- Given records
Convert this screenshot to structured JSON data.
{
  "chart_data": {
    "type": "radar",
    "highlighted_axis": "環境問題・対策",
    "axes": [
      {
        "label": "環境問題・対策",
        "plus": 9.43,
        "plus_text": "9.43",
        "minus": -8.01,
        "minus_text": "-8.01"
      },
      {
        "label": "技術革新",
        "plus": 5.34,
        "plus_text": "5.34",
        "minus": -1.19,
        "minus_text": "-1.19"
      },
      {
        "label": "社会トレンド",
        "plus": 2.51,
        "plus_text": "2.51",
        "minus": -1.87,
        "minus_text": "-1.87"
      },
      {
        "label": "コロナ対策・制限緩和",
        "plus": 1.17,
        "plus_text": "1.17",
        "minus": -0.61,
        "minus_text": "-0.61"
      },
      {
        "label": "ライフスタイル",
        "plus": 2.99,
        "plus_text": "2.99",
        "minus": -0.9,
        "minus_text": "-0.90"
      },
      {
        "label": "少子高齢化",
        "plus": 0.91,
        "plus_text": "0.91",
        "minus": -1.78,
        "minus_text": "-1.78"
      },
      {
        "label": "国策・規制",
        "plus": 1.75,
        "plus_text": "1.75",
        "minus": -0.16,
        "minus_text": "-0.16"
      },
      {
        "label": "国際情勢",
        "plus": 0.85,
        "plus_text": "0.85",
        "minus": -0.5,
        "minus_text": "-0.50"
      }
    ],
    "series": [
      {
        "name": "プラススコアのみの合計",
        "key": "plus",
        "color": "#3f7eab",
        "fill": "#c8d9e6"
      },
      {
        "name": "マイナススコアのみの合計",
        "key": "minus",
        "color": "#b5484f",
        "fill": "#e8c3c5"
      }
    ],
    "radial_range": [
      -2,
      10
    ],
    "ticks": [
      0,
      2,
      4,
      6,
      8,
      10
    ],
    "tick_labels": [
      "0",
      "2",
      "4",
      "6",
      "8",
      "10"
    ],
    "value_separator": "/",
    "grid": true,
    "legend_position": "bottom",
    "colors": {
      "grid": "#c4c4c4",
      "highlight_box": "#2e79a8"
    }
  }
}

- The request
Quote the whole listing above, leaving nothing out.

- Task result
Convert this screenshot to structured JSON data.
{
  "chart_data": {
    "type": "radar",
    "highlighted_axis": "環境問題・対策",
    "axes": [
      {
        "label": "環境問題・対策",
        "plus": 9.43,
        "plus_text": "9.43",
        "minus": -8.01,
        "minus_text": "-8.01"
      },
      {
        "label": "技術革新",
        "plus": 5.34,
        "plus_text": "5.34",
        "minus": -1.19,
        "minus_text": "-1.19"
      },
      {
        "label": "社会トレンド",
        "plus": 2.51,
        "plus_text": "2.51",
        "minus": -1.87,
        "minus_text": "-1.87"
      },
      {
        "label": "コロナ対策・制限緩和",
        "plus": 1.17,
        "plus_text": "1.17",
        "minus": -0.61,
        "minus_text": "-0.61"
      },
      {
        "label": "ライフスタイル",
        "plus": 2.99,
        "plus_text": "2.99",
        "minus": -0.9,
        "minus_text": "-0.90"
      },
      {
        "label": "少子高齢化",
        "plus": 0.91,
        "plus_text": "0.91",
        "minus": -1.78,
        "minus_text": "-1.78"
      },
      {
        "label": "国策・規制",
        "plus": 1.75,
        "plus_text": "1.75",
        "minus": -0.16,
        "minus_text": "-0.16"
      },
      {
        "label": "国際情勢",
        "plus": 0.85,
        "plus_text": "0.85",
        "minus": -0.5,
        "minus_text": "-0.50"
      }
    ],
    "series": [
      {
        "name": "プラススコアのみの合計",
        "key": "plus",
        "color": "#3f7eab",
        "fill": "#c8d9e6"
      },
      {
        "name": "マイナススコアのみの合計",
        "key": "minus",
        "color": "#b5484f",
        "fill": "#e8c3c5"
      }
    ],
    "radial_range": [
      -2,
      10
    ],
    "ticks": [
      0,
      2,
      4,
      6,
      8,
      10
    ],
    "tick_labels": [
      "0",
      "2",
      "4",
      "6",
      "8",
      "10"
    ],
    "value_separator": "/",
    "grid": true,
    "legend_position": "bottom",
    "colors": {
      "grid": "#c4c4c4",
      "highlight_box": "#2e79a8"
    }
  }
}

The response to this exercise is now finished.